**WORK REQUIRED**
Print the records below word for word, but leave out the pictures.

---*---

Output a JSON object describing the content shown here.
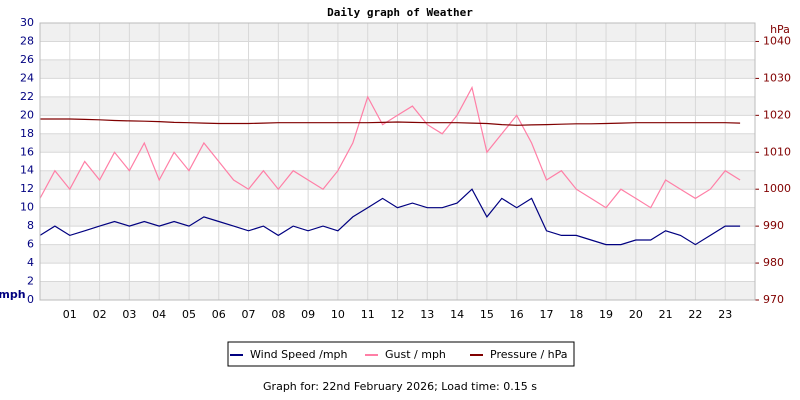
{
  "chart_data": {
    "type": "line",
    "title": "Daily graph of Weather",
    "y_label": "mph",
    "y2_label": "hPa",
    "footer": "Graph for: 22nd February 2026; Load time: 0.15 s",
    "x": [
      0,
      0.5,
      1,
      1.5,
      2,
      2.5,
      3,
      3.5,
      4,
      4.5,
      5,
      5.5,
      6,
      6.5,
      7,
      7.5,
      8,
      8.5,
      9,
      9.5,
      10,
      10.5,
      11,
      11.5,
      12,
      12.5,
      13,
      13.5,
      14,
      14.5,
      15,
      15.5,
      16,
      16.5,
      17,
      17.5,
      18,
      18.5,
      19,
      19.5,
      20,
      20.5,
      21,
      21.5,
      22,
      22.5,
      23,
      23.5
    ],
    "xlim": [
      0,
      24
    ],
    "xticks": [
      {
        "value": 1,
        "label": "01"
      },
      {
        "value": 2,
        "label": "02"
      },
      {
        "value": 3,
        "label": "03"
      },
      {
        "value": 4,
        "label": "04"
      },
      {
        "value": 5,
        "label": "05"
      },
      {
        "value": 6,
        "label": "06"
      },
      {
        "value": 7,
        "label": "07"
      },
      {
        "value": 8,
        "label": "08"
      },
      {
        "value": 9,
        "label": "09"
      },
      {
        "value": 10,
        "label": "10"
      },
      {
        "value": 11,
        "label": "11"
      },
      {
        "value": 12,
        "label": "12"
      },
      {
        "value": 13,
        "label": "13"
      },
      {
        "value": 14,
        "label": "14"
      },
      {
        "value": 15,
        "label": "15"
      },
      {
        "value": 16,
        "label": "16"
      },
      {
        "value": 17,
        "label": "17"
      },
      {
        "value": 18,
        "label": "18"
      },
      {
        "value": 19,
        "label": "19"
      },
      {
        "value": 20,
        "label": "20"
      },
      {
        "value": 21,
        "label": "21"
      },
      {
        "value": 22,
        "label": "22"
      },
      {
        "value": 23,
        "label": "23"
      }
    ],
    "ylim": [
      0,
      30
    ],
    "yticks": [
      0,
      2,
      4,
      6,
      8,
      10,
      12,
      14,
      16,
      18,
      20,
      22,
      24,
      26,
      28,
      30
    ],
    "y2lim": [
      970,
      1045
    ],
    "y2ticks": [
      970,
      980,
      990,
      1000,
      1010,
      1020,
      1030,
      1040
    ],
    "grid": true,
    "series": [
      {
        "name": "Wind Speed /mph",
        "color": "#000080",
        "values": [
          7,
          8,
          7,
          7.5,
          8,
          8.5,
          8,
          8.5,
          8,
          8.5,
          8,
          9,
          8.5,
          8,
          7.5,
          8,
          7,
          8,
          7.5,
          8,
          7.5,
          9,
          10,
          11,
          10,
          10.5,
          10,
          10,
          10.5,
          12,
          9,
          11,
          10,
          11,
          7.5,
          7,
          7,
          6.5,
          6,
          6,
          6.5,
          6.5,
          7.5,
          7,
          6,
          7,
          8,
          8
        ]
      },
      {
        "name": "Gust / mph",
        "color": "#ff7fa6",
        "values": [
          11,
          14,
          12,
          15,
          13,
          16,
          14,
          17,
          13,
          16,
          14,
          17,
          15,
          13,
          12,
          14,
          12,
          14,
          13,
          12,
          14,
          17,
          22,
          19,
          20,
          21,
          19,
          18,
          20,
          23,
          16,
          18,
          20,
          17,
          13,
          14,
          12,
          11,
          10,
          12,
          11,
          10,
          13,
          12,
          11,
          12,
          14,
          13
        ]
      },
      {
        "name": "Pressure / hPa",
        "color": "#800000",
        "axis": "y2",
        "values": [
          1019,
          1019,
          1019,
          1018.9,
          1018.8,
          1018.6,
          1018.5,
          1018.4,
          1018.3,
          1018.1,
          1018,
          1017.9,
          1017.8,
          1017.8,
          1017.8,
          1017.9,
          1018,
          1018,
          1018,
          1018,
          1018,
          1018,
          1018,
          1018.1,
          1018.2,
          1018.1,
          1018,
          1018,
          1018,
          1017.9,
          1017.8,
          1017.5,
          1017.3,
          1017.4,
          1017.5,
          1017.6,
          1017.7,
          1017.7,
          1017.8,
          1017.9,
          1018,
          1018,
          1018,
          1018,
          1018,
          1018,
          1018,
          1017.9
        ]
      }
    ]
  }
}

---*---

**FINAL RESULT**
Output a JSON object describing the content shown here.
{
  "chart_data": {
    "type": "line",
    "title": "Daily graph of Weather",
    "y_label": "mph",
    "y2_label": "hPa",
    "footer": "Graph for: 22nd February 2026; Load time: 0.15 s",
    "x": [
      0,
      0.5,
      1,
      1.5,
      2,
      2.5,
      3,
      3.5,
      4,
      4.5,
      5,
      5.5,
      6,
      6.5,
      7,
      7.5,
      8,
      8.5,
      9,
      9.5,
      10,
      10.5,
      11,
      11.5,
      12,
      12.5,
      13,
      13.5,
      14,
      14.5,
      15,
      15.5,
      16,
      16.5,
      17,
      17.5,
      18,
      18.5,
      19,
      19.5,
      20,
      20.5,
      21,
      21.5,
      22,
      22.5,
      23,
      23.5
    ],
    "xlim": [
      0,
      24
    ],
    "xticks": [
      {
        "value": 1,
        "label": "01"
      },
      {
        "value": 2,
        "label": "02"
      },
      {
        "value": 3,
        "label": "03"
      },
      {
        "value": 4,
        "label": "04"
      },
      {
        "value": 5,
        "label": "05"
      },
      {
        "value": 6,
        "label": "06"
      },
      {
        "value": 7,
        "label": "07"
      },
      {
        "value": 8,
        "label": "08"
      },
      {
        "value": 9,
        "label": "09"
      },
      {
        "value": 10,
        "label": "10"
      },
      {
        "value": 11,
        "label": "11"
      },
      {
        "value": 12,
        "label": "12"
      },
      {
        "value": 13,
        "label": "13"
      },
      {
        "value": 14,
        "label": "14"
      },
      {
        "value": 15,
        "label": "15"
      },
      {
        "value": 16,
        "label": "16"
      },
      {
        "value": 17,
        "label": "17"
      },
      {
        "value": 18,
        "label": "18"
      },
      {
        "value": 19,
        "label": "19"
      },
      {
        "value": 20,
        "label": "20"
      },
      {
        "value": 21,
        "label": "21"
      },
      {
        "value": 22,
        "label": "22"
      },
      {
        "value": 23,
        "label": "23"
      }
    ],
    "ylim": [
      0,
      30
    ],
    "yticks": [
      0,
      2,
      4,
      6,
      8,
      10,
      12,
      14,
      16,
      18,
      20,
      22,
      24,
      26,
      28,
      30
    ],
    "y2lim": [
      970,
      1045
    ],
    "y2ticks": [
      970,
      980,
      990,
      1000,
      1010,
      1020,
      1030,
      1040
    ],
    "grid": true,
    "series": [
      {
        "name": "Wind Speed /mph",
        "color": "#000080",
        "values": [
          7,
          8,
          7,
          7.5,
          8,
          8.5,
          8,
          8.5,
          8,
          8.5,
          8,
          9,
          8.5,
          8,
          7.5,
          8,
          7,
          8,
          7.5,
          8,
          7.5,
          9,
          10,
          11,
          10,
          10.5,
          10,
          10,
          10.5,
          12,
          9,
          11,
          10,
          11,
          7.5,
          7,
          7,
          6.5,
          6,
          6,
          6.5,
          6.5,
          7.5,
          7,
          6,
          7,
          8,
          8
        ]
      },
      {
        "name": "Gust / mph",
        "color": "#ff7fa6",
        "values": [
          11,
          14,
          12,
          15,
          13,
          16,
          14,
          17,
          13,
          16,
          14,
          17,
          15,
          13,
          12,
          14,
          12,
          14,
          13,
          12,
          14,
          17,
          22,
          19,
          20,
          21,
          19,
          18,
          20,
          23,
          16,
          18,
          20,
          17,
          13,
          14,
          12,
          11,
          10,
          12,
          11,
          10,
          13,
          12,
          11,
          12,
          14,
          13
        ]
      },
      {
        "name": "Pressure / hPa",
        "color": "#800000",
        "axis": "y2",
        "values": [
          1019,
          1019,
          1019,
          1018.9,
          1018.8,
          1018.6,
          1018.5,
          1018.4,
          1018.3,
          1018.1,
          1018,
          1017.9,
          1017.8,
          1017.8,
          1017.8,
          1017.9,
          1018,
          1018,
          1018,
          1018,
          1018,
          1018,
          1018,
          1018.1,
          1018.2,
          1018.1,
          1018,
          1018,
          1018,
          1017.9,
          1017.8,
          1017.5,
          1017.3,
          1017.4,
          1017.5,
          1017.6,
          1017.7,
          1017.7,
          1017.8,
          1017.9,
          1018,
          1018,
          1018,
          1018,
          1018,
          1018,
          1018,
          1017.9
        ]
      }
    ]
  }
}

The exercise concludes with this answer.